● **Instructions for the task**:
Determine the number of lines in these entries that hold the word "this". Give the number and nothing more.

● **Provided information**:
+++++
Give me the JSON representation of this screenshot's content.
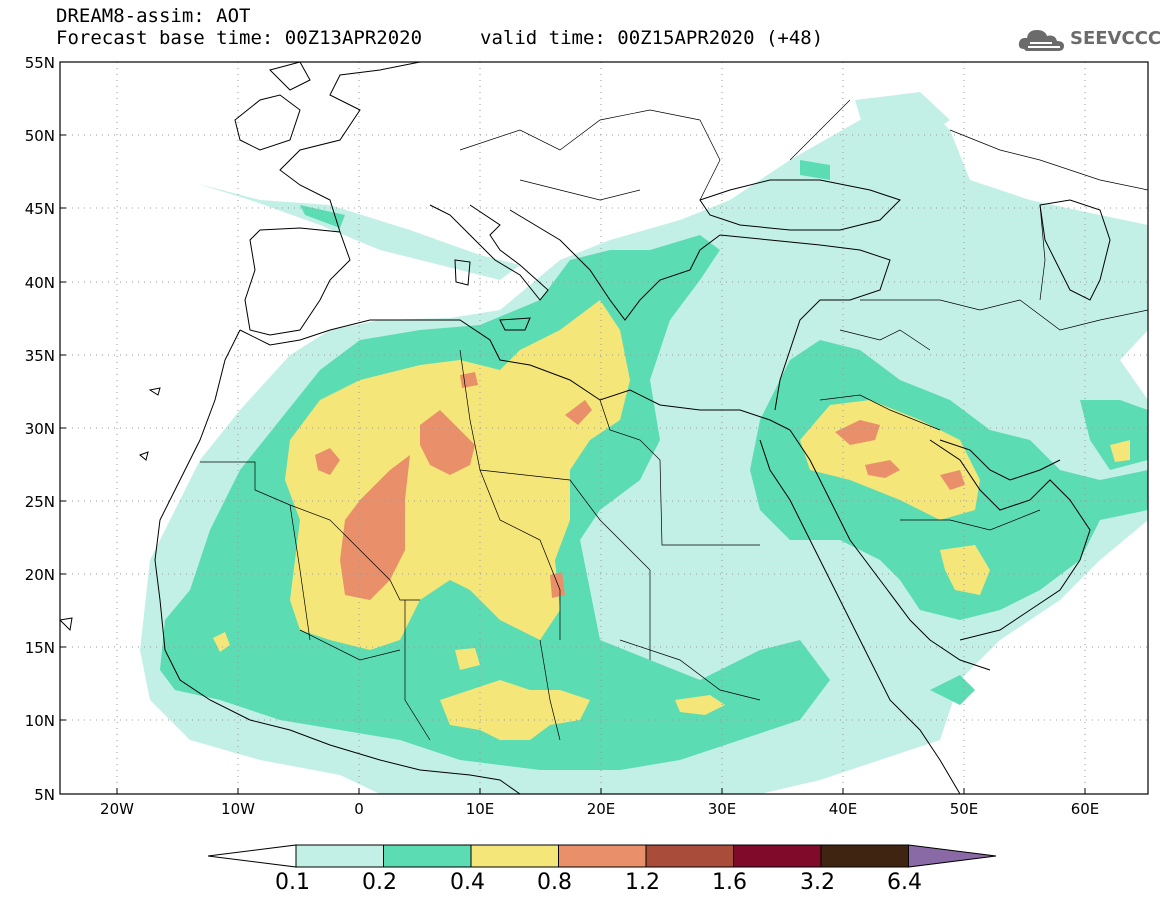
{
  "header": {
    "title_line1": "DREAM8-assim: AOT",
    "title_line2": "Forecast base time: 00Z13APR2020",
    "valid_time": "valid time: 00Z15APR2020 (+48)",
    "logo_text": "SEEVCCC"
  },
  "axes": {
    "lat_labels": [
      "55N",
      "50N",
      "45N",
      "40N",
      "35N",
      "30N",
      "25N",
      "20N",
      "15N",
      "10N",
      "5N"
    ],
    "lon_labels": [
      "20W",
      "10W",
      "0",
      "10E",
      "20E",
      "30E",
      "40E",
      "50E",
      "60E"
    ]
  },
  "colorbar": {
    "labels": [
      "0.1",
      "0.2",
      "0.4",
      "0.8",
      "1.2",
      "1.6",
      "3.2",
      "6.4"
    ],
    "colors": [
      "#ffffff",
      "#c2f0e6",
      "#5cdcb2",
      "#f5e67a",
      "#e9906a",
      "#aa4c3a",
      "#7f0a2a",
      "#3f2412",
      "#8a6aa6"
    ]
  },
  "colors": {
    "level_0_1": "#c2f0e6",
    "level_0_2": "#5cdcb2",
    "level_0_4": "#f5e67a",
    "level_0_8": "#e9906a",
    "coast": "#000000",
    "grid": "#888888"
  }
}
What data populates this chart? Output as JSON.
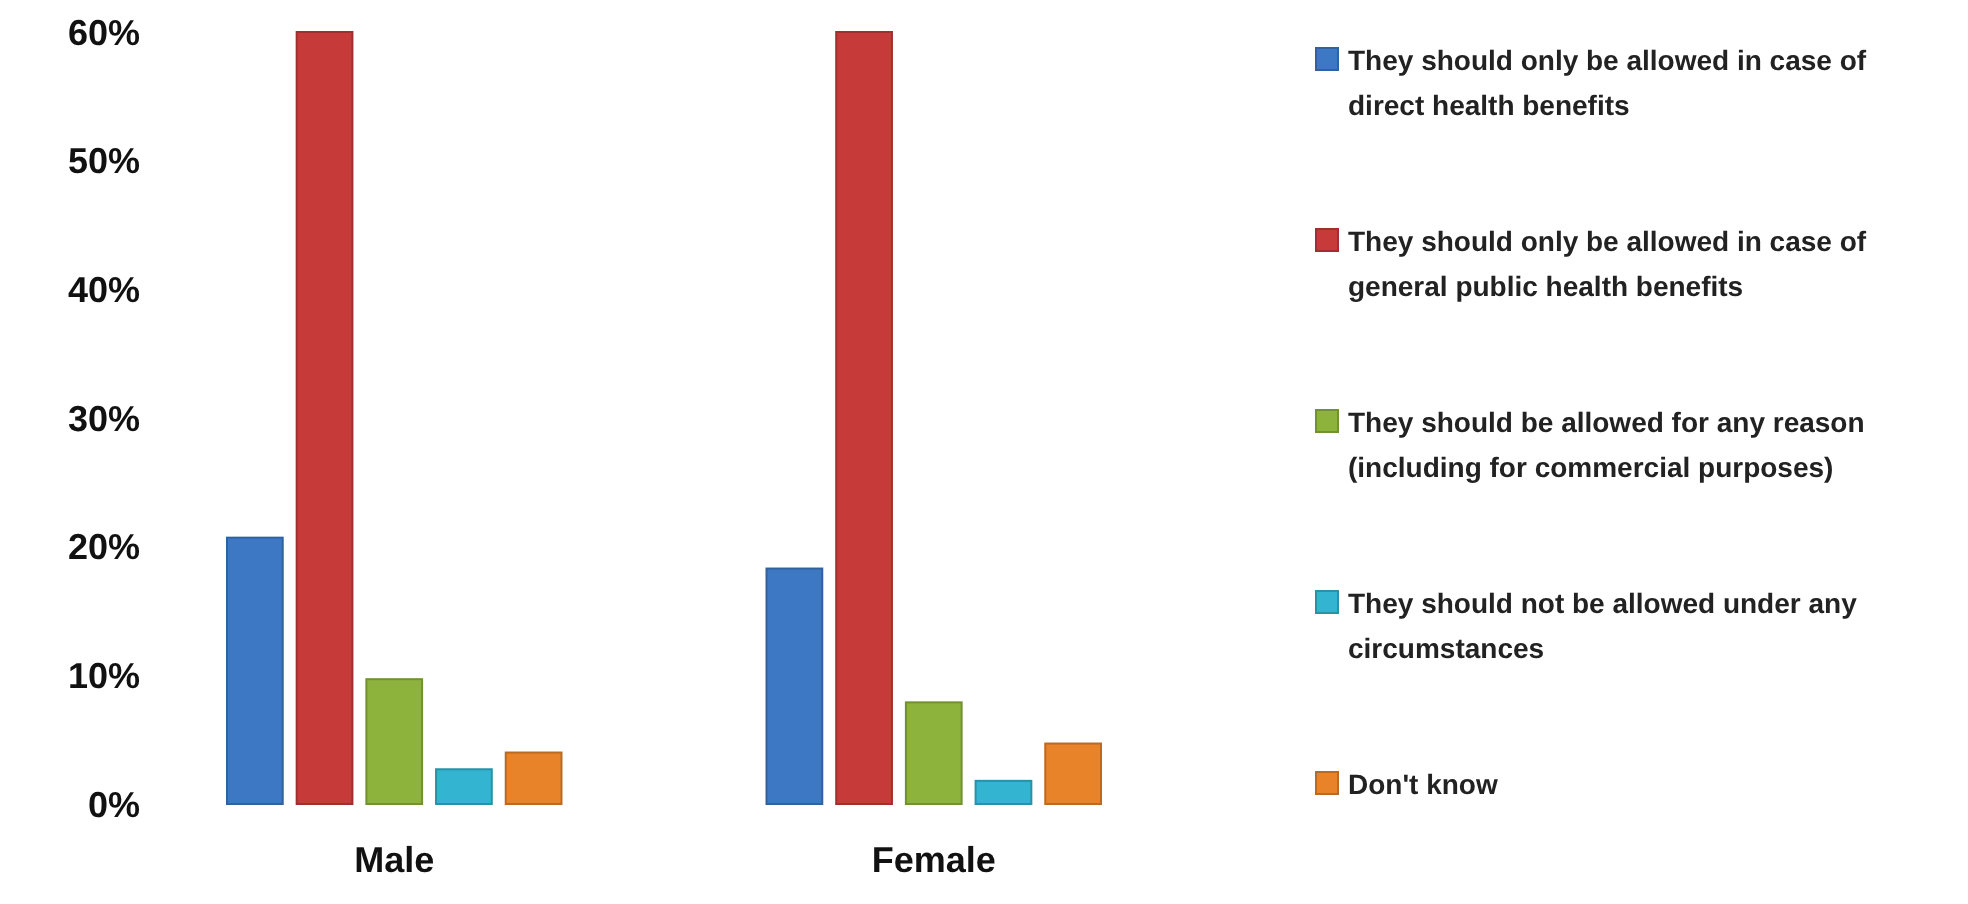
{
  "chart_data": {
    "type": "bar",
    "categories": [
      "Male",
      "Female"
    ],
    "series": [
      {
        "name": "They should only be allowed in case of direct health benefits",
        "color": "#3d78c4",
        "values": [
          20.7,
          18.3
        ]
      },
      {
        "name": "They should only be allowed in case of general public health benefits",
        "color": "#c73a3a",
        "values": [
          60,
          60
        ]
      },
      {
        "name": "They should be allowed for any reason (including for commercial purposes)",
        "color": "#8db33c",
        "values": [
          9.7,
          7.9
        ]
      },
      {
        "name": "They should not be allowed under any circumstances",
        "color": "#33b4d0",
        "values": [
          2.7,
          1.8
        ]
      },
      {
        "name": "Don't know",
        "color": "#e8832a",
        "values": [
          4.0,
          4.7
        ]
      }
    ],
    "ylim": [
      0,
      60
    ],
    "yticks": [
      {
        "value": 0,
        "label": "0%"
      },
      {
        "value": 10,
        "label": "10%"
      },
      {
        "value": 20,
        "label": "20%"
      },
      {
        "value": 30,
        "label": "30%"
      },
      {
        "value": 40,
        "label": "40%"
      },
      {
        "value": 50,
        "label": "50%"
      },
      {
        "value": 60,
        "label": "60%"
      }
    ],
    "legend": "right"
  }
}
+++++
● **Full output**:
2